>>>>>

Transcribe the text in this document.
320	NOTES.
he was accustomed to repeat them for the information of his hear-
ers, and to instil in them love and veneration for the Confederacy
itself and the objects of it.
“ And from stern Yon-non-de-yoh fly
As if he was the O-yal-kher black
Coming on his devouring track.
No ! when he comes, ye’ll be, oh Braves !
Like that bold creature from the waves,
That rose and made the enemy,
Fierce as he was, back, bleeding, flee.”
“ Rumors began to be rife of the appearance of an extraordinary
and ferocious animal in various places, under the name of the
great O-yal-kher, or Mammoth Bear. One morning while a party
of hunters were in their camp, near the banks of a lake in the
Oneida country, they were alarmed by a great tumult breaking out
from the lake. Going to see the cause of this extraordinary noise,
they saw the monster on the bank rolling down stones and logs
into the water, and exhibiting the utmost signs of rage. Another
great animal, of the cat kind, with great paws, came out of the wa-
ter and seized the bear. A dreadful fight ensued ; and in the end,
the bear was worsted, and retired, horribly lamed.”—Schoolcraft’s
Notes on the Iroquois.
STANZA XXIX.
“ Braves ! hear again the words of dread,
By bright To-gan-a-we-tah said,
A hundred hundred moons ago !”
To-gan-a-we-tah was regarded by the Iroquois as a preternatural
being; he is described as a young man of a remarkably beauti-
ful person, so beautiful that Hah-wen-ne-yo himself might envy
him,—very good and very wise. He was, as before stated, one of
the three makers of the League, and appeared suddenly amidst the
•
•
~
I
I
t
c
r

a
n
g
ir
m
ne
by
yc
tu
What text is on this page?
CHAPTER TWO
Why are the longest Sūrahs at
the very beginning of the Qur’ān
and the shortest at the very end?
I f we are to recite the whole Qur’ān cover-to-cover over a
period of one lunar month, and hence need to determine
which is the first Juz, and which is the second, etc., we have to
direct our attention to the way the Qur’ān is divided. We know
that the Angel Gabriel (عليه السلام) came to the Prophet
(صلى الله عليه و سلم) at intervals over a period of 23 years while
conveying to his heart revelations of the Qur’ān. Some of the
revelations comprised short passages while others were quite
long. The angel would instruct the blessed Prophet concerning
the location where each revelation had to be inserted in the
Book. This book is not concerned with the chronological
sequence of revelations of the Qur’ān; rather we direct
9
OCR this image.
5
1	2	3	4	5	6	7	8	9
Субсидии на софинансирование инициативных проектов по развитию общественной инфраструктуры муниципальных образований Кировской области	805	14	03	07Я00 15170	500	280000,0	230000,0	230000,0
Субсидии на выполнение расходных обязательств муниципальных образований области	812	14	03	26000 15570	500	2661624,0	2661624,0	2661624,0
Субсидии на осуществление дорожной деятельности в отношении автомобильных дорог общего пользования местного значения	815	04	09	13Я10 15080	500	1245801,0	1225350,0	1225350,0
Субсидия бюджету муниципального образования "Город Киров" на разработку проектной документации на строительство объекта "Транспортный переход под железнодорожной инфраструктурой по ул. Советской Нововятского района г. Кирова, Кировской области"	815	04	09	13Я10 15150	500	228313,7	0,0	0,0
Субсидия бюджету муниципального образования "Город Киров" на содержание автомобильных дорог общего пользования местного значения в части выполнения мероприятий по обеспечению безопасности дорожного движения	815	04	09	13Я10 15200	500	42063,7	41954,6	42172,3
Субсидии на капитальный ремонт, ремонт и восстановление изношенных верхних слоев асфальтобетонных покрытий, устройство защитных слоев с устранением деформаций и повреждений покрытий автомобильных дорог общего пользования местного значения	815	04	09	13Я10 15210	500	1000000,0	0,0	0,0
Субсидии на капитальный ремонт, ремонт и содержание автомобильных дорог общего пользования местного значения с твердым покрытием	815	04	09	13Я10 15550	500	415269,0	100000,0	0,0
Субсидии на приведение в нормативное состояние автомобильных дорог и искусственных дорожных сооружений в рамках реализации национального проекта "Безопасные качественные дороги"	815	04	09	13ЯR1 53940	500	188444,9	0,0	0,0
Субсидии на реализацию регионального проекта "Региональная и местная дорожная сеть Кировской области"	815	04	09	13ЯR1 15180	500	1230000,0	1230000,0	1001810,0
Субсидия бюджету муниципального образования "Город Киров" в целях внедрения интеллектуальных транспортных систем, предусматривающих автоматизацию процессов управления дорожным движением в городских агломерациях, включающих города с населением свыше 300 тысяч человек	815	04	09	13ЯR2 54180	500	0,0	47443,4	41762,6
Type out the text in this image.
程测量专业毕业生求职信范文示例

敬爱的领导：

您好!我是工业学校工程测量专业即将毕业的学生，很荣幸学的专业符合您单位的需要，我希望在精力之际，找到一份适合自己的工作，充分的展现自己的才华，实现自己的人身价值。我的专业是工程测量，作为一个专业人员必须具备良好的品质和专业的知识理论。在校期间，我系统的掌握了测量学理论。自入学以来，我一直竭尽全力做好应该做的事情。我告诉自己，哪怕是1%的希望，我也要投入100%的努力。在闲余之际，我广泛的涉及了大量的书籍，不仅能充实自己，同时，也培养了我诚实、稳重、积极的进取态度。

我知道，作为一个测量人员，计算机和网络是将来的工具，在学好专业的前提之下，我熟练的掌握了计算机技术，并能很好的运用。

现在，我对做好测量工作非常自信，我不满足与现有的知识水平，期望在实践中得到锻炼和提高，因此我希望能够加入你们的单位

<<<<<

**Exercise requirements**
Repeat exactly, and only, the lines from the line containing "Type out the text in this image." through the last line of the records above, both included.

**Task result**
Type out the text in this image.
程测量专业毕业生求职信范文示例

敬爱的领导：

您好!我是工业学校工程测量专业即将毕业的学生，很荣幸学的专业符合您单位的需要，我希望在精力之际，找到一份适合自己的工作，充分的展现自己的才华，实现自己的人身价值。我的专业是工程测量，作为一个专业人员必须具备良好的品质和专业的知识理论。在校期间，我系统的掌握了测量学理论。自入学以来，我一直竭尽全力做好应该做的事情。我告诉自己，哪怕是1%的希望，我也要投入100%的努力。在闲余之际，我广泛的涉及了大量的书籍，不仅能充实自己，同时，也培养了我诚实、稳重、积极的进取态度。

我知道，作为一个测量人员，计算机和网络是将来的工具，在学好专业的前提之下，我熟练的掌握了计算机技术，并能很好的运用。

现在，我对做好测量工作非常自信，我不满足与现有的知识水平，期望在实践中得到锻炼和提高，因此我希望能够加入你们的单位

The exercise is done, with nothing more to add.